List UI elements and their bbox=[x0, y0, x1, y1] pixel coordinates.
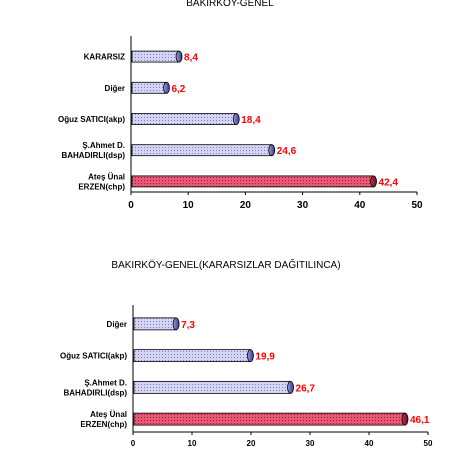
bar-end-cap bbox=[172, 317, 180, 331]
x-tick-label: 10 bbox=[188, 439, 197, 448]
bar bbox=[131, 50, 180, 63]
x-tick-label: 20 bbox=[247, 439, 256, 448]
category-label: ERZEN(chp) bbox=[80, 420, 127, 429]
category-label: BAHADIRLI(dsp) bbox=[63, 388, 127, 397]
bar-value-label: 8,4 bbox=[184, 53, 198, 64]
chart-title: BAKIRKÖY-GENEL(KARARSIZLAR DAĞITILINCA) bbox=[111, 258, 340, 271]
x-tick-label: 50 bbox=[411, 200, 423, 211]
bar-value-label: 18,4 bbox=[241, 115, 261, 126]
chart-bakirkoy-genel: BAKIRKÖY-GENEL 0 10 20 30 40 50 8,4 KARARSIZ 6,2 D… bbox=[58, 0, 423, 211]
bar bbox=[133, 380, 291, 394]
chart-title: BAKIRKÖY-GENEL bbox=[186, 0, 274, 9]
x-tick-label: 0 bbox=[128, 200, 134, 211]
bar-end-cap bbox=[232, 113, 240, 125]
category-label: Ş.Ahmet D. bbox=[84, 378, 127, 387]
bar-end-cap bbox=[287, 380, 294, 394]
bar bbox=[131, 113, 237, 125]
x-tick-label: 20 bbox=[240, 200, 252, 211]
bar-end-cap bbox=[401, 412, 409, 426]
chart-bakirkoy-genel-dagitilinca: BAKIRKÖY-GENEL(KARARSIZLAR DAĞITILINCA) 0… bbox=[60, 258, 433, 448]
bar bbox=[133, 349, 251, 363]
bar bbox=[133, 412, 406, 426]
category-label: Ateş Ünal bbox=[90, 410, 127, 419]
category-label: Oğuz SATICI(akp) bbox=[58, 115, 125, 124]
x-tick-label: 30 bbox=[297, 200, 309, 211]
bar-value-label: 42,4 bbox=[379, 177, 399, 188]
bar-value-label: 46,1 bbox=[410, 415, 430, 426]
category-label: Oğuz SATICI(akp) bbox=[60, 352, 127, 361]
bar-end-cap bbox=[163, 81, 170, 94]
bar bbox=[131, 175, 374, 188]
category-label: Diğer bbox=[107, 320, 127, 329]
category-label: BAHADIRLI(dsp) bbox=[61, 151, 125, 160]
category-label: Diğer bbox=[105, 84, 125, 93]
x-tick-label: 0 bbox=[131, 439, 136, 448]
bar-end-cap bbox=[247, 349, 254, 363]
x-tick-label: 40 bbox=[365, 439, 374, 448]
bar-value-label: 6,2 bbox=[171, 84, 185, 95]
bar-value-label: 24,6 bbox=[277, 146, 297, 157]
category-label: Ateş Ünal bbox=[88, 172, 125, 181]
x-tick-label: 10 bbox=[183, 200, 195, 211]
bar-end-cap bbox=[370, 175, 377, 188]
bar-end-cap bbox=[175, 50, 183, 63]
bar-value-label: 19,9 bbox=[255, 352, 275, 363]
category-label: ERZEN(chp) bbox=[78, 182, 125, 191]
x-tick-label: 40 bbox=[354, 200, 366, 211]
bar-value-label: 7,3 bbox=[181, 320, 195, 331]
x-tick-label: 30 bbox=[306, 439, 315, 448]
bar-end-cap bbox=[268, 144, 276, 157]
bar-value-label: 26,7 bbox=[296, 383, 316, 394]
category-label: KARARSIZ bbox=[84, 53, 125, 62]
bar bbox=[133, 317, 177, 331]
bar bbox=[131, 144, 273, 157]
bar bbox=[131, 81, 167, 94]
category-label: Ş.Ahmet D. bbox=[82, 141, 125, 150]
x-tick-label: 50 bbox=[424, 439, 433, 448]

> [Goal]
Turn the lines of the records starting with the line containing "bar-end-cap bbox=[172, 317, 180, 331]" and going on through the line containing "category-label: Oğuz SATICI(akp) bbox=[58, 115, 125, 124]" into a Markdown table with two columns, Row and Line, leaving out any blank lines.

> [Solution]
| Row | Line |
|---|---|
| 1 | bar-end-cap bbox=[172, 317, 180, 331] |
| 2 | x-tick-label: 10 bbox=[188, 439, 197, 448] |
| 3 | bar bbox=[131, 50, 180, 63] |
| 4 | x-tick-label: 20 bbox=[247, 439, 256, 448] |
| 5 | category-label: ERZEN(chp) bbox=[80, 420, 127, 429] |
| 6 | category-label: BAHADIRLI(dsp) bbox=[63, 388, 127, 397] |
| 7 | bar-value-label: 8,4 bbox=[184, 53, 198, 64] |
| 8 | chart-title: BAKIRKÖY-GENEL(KARARSIZLAR DAĞITILINCA) bbox=[111, 258, 340, 271] |
| 9 | x-tick-label: 50 bbox=[411, 200, 423, 211] |
| 10 | bar-value-label: 18,4 bbox=[241, 115, 261, 126] |
| 11 | chart-bakirkoy-genel: BAKIRKÖY-GENEL 0 10 20 30 40 50 8,4 KARARSIZ 6,2 D… bbox=[58, 0, 423, 211] |
| 12 | bar bbox=[133, 380, 291, 394] |
| 13 | chart-title: BAKIRKÖY-GENEL bbox=[186, 0, 274, 9] |
| 14 | x-tick-label: 0 bbox=[128, 200, 134, 211] |
| 15 | bar-end-cap bbox=[232, 113, 240, 125] |
| 16 | category-label: Ş.Ahmet D. bbox=[84, 378, 127, 387] |
| 17 | bar-end-cap bbox=[287, 380, 294, 394] |
| 18 | bar bbox=[131, 113, 237, 125] |
| 19 | x-tick-label: 20 bbox=[240, 200, 252, 211] |
| 20 | bar-end-cap bbox=[401, 412, 409, 426] |
| 21 | chart-bakirkoy-genel-dagitilinca: BAKIRKÖY-GENEL(KARARSIZLAR DAĞITILINCA) 0… bbox=[60, 258, 433, 448] |
| 22 | bar bbox=[133, 349, 251, 363] |
| 23 | bar bbox=[133, 412, 406, 426] |
| 24 | category-label: Ateş Ünal bbox=[90, 410, 127, 419] |
| 25 | category-label: Oğuz SATICI(akp) bbox=[58, 115, 125, 124] |